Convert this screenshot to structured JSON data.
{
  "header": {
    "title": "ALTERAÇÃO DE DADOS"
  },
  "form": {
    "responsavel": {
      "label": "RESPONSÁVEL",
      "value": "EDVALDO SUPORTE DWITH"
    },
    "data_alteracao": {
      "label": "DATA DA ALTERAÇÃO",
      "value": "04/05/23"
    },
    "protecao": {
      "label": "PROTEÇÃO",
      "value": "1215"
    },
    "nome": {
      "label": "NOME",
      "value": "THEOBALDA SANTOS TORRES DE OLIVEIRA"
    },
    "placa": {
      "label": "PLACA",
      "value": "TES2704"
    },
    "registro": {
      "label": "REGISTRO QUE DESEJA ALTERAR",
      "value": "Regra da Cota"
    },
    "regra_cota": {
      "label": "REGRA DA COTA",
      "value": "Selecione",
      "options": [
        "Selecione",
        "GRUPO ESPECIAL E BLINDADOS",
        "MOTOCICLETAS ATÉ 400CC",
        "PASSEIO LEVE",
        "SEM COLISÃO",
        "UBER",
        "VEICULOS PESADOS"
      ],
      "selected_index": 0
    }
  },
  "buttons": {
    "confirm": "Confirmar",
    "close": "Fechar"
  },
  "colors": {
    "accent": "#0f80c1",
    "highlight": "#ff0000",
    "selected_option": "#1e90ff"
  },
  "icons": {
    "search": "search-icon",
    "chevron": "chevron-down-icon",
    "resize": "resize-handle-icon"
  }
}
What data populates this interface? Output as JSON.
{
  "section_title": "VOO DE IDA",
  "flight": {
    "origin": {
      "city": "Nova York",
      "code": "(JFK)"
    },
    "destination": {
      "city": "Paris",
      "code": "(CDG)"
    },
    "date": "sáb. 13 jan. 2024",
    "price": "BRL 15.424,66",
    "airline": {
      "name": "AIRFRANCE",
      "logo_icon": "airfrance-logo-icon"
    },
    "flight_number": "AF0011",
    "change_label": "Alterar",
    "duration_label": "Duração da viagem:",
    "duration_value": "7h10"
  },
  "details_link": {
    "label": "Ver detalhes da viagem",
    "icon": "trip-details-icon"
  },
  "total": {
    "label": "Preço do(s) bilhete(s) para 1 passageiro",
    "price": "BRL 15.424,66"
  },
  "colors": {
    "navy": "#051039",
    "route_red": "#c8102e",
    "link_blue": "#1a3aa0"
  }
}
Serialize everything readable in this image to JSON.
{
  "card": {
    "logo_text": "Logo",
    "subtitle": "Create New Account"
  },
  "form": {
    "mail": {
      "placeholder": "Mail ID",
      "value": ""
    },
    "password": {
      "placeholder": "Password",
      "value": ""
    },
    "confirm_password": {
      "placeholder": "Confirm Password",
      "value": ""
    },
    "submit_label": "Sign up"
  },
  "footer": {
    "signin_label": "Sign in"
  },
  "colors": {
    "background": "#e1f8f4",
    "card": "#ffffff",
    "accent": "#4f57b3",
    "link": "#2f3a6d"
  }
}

_PROBLEM TO SOLVE_:
What needs duplicating is the run of lines from the one containing "Serialize everything readable" through the last line of the entries above, exact and complete.

_ANSWER_:
Serialize everything readable in this image to JSON.
{
  "card": {
    "logo_text": "Logo",
    "subtitle": "Create New Account"
  },
  "form": {
    "mail": {
      "placeholder": "Mail ID",
      "value": ""
    },
    "password": {
      "placeholder": "Password",
      "value": ""
    },
    "confirm_password": {
      "placeholder": "Confirm Password",
      "value": ""
    },
    "submit_label": "Sign up"
  },
  "footer": {
    "signin_label": "Sign in"
  },
  "colors": {
    "background": "#e1f8f4",
    "card": "#ffffff",
    "accent": "#4f57b3",
    "link": "#2f3a6d"
  }
}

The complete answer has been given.